>>>

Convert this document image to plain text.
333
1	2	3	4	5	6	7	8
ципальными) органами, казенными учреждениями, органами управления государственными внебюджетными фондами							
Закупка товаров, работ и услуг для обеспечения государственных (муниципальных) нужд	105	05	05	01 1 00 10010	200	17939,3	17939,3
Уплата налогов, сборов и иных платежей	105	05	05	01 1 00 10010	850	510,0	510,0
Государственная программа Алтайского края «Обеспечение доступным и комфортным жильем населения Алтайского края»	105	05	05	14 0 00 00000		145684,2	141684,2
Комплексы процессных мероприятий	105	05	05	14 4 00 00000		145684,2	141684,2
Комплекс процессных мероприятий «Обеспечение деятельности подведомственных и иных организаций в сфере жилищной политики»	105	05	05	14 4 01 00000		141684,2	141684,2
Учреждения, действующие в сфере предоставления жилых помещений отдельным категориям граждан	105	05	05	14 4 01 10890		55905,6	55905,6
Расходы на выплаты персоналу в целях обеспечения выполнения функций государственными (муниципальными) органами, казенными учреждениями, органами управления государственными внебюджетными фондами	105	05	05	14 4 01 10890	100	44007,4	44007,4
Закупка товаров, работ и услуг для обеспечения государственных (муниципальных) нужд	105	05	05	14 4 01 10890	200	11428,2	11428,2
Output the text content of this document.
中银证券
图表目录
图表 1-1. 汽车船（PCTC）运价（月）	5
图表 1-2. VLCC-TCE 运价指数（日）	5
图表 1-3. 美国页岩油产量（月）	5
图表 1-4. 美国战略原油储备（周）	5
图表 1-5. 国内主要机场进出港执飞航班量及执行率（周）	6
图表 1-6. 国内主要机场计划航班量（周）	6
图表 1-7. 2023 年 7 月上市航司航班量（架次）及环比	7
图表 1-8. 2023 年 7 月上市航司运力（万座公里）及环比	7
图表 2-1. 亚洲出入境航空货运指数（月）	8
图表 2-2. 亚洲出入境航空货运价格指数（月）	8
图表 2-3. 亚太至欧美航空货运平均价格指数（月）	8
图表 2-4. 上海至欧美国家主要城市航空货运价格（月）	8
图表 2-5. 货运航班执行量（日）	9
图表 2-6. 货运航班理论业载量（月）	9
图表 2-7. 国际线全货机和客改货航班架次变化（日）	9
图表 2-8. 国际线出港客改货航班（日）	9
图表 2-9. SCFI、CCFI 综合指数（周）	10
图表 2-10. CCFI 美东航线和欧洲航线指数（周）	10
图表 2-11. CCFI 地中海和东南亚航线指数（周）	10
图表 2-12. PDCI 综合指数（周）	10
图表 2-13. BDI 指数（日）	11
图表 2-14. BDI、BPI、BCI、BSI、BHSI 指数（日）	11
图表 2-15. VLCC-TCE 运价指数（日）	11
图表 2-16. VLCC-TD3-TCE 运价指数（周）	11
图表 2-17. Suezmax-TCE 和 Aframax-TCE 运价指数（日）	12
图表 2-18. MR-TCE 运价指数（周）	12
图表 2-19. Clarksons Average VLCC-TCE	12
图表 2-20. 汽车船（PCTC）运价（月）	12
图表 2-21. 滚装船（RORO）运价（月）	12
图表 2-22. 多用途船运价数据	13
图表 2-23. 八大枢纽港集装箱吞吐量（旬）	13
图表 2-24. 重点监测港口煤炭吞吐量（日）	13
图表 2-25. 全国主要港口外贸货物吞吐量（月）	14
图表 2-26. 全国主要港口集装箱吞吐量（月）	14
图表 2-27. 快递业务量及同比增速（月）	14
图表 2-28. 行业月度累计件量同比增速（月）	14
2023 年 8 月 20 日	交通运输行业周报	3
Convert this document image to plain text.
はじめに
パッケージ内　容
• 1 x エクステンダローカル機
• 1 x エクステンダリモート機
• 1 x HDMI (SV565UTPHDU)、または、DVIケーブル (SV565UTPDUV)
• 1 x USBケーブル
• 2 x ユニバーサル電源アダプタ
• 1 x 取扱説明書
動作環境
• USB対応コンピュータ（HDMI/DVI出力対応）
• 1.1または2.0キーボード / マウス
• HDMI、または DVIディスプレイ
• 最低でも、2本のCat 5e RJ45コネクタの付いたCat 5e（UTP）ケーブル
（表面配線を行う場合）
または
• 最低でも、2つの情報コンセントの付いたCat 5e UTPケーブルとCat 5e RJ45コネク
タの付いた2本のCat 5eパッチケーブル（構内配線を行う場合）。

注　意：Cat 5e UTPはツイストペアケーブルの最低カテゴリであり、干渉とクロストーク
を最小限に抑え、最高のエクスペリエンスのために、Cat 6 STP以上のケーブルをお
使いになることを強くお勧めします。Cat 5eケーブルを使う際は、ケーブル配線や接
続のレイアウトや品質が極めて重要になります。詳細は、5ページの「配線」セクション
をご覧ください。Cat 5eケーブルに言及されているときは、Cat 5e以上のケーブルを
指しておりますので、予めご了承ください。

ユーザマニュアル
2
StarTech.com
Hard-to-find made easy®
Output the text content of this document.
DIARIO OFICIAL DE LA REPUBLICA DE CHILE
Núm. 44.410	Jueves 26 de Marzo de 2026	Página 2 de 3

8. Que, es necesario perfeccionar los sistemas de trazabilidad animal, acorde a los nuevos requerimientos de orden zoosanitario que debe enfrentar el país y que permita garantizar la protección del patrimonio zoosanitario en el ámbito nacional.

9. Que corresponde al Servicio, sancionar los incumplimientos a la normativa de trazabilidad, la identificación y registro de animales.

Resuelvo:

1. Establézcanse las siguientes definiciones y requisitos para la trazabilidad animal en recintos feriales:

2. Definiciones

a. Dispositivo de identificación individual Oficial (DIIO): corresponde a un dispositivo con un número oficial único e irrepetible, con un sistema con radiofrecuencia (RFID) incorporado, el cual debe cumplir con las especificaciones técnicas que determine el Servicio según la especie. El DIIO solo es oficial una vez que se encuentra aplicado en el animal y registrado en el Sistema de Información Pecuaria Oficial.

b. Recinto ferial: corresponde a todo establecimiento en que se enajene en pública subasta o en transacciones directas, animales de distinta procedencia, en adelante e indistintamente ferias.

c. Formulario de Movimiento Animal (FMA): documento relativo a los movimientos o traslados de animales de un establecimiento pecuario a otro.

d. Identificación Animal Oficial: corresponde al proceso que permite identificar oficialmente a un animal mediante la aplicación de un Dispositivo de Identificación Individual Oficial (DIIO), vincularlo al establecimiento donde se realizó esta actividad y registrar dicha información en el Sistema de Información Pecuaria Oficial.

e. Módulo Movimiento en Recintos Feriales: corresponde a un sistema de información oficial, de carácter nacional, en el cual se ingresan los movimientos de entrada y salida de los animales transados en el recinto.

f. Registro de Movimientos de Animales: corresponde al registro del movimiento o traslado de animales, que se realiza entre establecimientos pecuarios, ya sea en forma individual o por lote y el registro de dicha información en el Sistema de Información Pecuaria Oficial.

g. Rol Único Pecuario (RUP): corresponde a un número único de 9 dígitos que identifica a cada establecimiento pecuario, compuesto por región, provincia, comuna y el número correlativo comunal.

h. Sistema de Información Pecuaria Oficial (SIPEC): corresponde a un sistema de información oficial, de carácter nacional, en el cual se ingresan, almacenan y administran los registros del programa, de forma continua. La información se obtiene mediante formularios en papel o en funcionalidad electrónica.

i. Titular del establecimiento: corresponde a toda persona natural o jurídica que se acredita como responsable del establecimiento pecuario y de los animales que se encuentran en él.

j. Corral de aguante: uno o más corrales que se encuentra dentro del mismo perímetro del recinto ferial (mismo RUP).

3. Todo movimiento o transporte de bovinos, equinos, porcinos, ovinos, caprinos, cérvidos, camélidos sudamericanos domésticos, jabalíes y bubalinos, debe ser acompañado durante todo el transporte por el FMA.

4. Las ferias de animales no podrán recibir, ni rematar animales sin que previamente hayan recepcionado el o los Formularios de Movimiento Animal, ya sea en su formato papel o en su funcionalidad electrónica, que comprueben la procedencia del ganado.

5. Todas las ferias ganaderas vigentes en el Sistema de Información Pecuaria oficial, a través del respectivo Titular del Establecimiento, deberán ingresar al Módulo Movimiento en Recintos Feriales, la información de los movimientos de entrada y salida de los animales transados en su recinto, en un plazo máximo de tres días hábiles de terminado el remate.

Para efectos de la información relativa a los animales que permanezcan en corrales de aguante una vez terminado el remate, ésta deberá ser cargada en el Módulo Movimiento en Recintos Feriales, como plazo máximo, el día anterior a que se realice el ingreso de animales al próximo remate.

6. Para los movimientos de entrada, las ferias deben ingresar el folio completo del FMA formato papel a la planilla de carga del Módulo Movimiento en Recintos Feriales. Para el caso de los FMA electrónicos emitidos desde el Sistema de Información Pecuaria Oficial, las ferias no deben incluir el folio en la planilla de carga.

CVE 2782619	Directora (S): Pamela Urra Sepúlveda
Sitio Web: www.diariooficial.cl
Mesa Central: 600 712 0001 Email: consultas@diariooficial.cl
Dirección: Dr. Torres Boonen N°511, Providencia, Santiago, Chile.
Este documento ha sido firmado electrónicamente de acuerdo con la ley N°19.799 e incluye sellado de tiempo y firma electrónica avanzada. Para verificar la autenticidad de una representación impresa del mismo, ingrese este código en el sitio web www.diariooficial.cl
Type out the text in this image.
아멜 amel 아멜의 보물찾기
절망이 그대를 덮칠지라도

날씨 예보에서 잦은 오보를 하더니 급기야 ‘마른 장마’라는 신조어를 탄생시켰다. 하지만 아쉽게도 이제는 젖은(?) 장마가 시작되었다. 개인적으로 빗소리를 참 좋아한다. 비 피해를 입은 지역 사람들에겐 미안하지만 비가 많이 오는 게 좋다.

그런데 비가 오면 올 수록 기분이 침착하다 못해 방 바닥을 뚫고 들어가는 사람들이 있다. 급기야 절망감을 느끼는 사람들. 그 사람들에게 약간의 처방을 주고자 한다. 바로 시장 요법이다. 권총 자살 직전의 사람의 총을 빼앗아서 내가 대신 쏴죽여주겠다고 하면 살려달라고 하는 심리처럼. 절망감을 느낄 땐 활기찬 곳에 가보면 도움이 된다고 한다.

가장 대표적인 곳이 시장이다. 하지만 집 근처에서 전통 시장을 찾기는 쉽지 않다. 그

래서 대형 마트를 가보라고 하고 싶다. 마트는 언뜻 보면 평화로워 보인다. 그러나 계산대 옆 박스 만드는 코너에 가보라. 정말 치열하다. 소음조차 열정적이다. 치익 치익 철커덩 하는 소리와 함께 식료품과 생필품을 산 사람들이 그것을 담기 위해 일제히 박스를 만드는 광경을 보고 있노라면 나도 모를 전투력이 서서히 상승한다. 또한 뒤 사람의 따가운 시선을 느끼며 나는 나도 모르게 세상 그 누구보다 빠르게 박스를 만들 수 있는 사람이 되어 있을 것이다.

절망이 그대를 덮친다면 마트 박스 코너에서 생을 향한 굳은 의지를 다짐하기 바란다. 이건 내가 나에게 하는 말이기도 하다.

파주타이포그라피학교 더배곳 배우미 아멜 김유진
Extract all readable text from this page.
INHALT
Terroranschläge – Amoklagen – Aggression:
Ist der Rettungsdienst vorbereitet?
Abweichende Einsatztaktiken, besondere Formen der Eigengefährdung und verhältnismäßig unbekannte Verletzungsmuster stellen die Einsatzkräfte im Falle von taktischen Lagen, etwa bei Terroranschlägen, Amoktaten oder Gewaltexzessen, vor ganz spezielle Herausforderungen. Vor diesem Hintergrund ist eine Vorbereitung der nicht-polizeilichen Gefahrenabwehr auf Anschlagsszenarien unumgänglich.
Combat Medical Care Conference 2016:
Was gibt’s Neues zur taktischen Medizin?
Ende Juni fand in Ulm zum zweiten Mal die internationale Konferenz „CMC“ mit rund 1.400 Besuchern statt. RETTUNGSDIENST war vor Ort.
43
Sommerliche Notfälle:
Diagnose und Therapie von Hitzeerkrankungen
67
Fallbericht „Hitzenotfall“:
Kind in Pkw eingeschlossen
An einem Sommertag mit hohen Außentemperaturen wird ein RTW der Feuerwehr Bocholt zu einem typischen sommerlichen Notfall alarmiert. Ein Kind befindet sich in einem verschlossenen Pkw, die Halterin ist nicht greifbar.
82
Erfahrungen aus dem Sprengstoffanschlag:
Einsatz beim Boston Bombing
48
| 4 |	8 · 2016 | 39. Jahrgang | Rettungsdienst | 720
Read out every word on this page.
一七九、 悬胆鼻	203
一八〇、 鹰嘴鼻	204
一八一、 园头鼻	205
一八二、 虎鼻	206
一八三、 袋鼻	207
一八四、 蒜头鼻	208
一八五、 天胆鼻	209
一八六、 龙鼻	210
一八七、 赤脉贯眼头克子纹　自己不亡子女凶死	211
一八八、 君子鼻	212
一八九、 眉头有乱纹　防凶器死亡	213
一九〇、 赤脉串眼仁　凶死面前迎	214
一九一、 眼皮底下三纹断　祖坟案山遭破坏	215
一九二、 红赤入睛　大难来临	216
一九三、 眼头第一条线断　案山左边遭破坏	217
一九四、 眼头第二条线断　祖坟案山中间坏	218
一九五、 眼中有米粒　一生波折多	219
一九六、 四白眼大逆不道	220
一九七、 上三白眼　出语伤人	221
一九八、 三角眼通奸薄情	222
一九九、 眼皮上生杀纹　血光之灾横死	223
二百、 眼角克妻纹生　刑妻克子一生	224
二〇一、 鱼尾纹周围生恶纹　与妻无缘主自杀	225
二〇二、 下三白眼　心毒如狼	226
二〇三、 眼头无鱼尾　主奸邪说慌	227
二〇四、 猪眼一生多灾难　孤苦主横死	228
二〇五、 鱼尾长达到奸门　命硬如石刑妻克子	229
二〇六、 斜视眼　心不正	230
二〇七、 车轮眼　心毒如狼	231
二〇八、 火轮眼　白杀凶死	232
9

<<<

Problem to solve:
Copy each line of the data above that holds "综合指数".

Response to this task:
图表 2-9. SCFI、CCFI 综合指数（周）	10
图表 2-12. PDCI 综合指数（周）	10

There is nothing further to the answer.